What to work on:
Reproduce exactly the span of lines beginning at the one with "Give me the" and ending at the last line of the data below, omitting pictures.

Begin Records for this task

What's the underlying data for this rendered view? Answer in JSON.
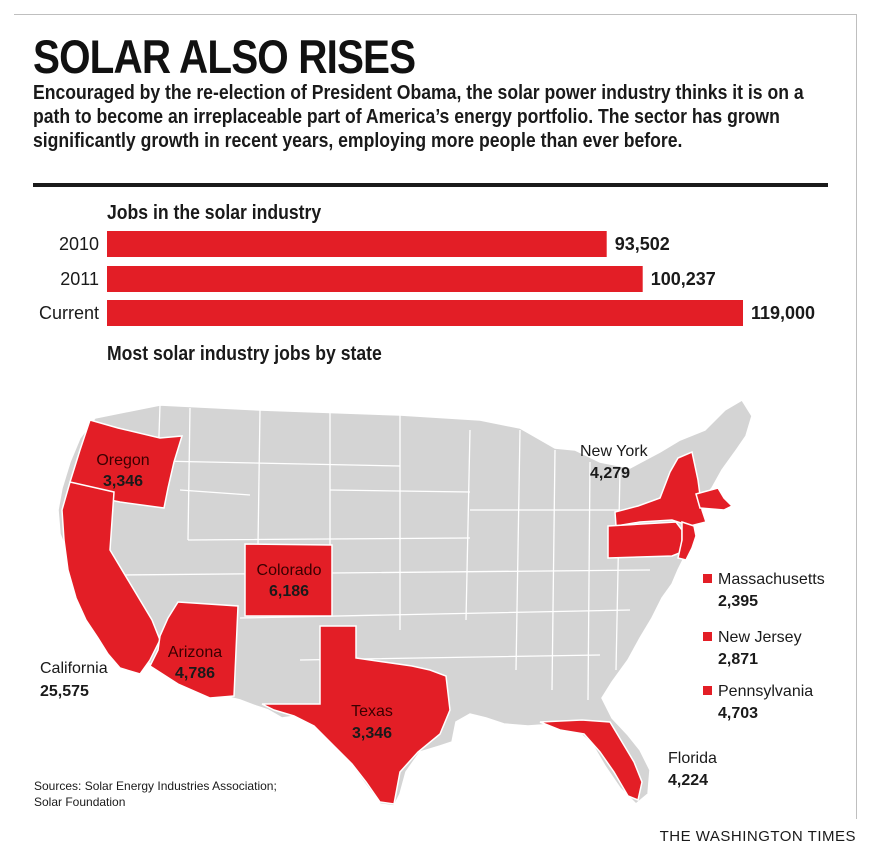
{
  "headline": "SOLAR ALSO RISES",
  "intro": "Encouraged by the re-election of President Obama, the solar power industry thinks it is on a path to become an irreplaceable part of America’s energy portfolio. The sector has grown significantly growth in recent years, employing more people than ever before.",
  "colors": {
    "accent": "#e31e26",
    "land": "#d4d4d4",
    "border": "#ffffff",
    "text": "#1a1a1a"
  },
  "chart_data": [
    {
      "type": "bar",
      "orientation": "horizontal",
      "title": "Jobs in the solar industry",
      "categories": [
        "2010",
        "2011",
        "Current"
      ],
      "values": [
        93502,
        100237,
        119000
      ],
      "value_labels": [
        "93,502",
        "100,237",
        "119,000"
      ],
      "xlim": [
        0,
        119000
      ],
      "grid": false
    },
    {
      "type": "map",
      "title": "Most solar industry jobs by state",
      "states": [
        {
          "name": "California",
          "value": 25575,
          "label": "25,575"
        },
        {
          "name": "Oregon",
          "value": 3346,
          "label": "3,346"
        },
        {
          "name": "Arizona",
          "value": 4786,
          "label": "4,786"
        },
        {
          "name": "Colorado",
          "value": 6186,
          "label": "6,186"
        },
        {
          "name": "Texas",
          "value": 3346,
          "label": "3,346"
        },
        {
          "name": "New York",
          "value": 4279,
          "label": "4,279"
        },
        {
          "name": "Florida",
          "value": 4224,
          "label": "4,224"
        },
        {
          "name": "Massachusetts",
          "value": 2395,
          "label": "2,395"
        },
        {
          "name": "New Jersey",
          "value": 2871,
          "label": "2,871"
        },
        {
          "name": "Pennsylvania",
          "value": 4703,
          "label": "4,703"
        }
      ]
    }
  ],
  "sources": "Sources: Solar Energy Industries Association;\nSolar Foundation",
  "credit": "THE WASHINGTON TIMES"
}
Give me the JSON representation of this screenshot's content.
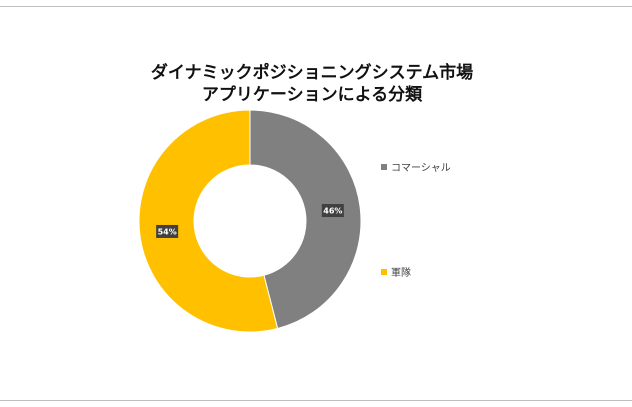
{
  "chart_data": {
    "type": "pie",
    "variant": "donut",
    "title": [
      "ダイナミックポジショニングシステム市場",
      "アプリケーションによる分類"
    ],
    "categories": [
      "コマーシャル",
      "軍隊"
    ],
    "values": [
      46,
      54
    ],
    "data_labels": [
      "46%",
      "54%"
    ],
    "colors": [
      "#808080",
      "#FFC000"
    ],
    "label_bg": "#404040",
    "legend_placement": "right",
    "start_angle_deg": 0,
    "direction": "clockwise"
  }
}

End Records for this task

Full answer:
Give me the JSON representation of this screenshot's content.
{
  "chart_data": {
    "type": "pie",
    "variant": "donut",
    "title": [
      "ダイナミックポジショニングシステム市場",
      "アプリケーションによる分類"
    ],
    "categories": [
      "コマーシャル",
      "軍隊"
    ],
    "values": [
      46,
      54
    ],
    "data_labels": [
      "46%",
      "54%"
    ],
    "colors": [
      "#808080",
      "#FFC000"
    ],
    "label_bg": "#404040",
    "legend_placement": "right",
    "start_angle_deg": 0,
    "direction": "clockwise"
  }
}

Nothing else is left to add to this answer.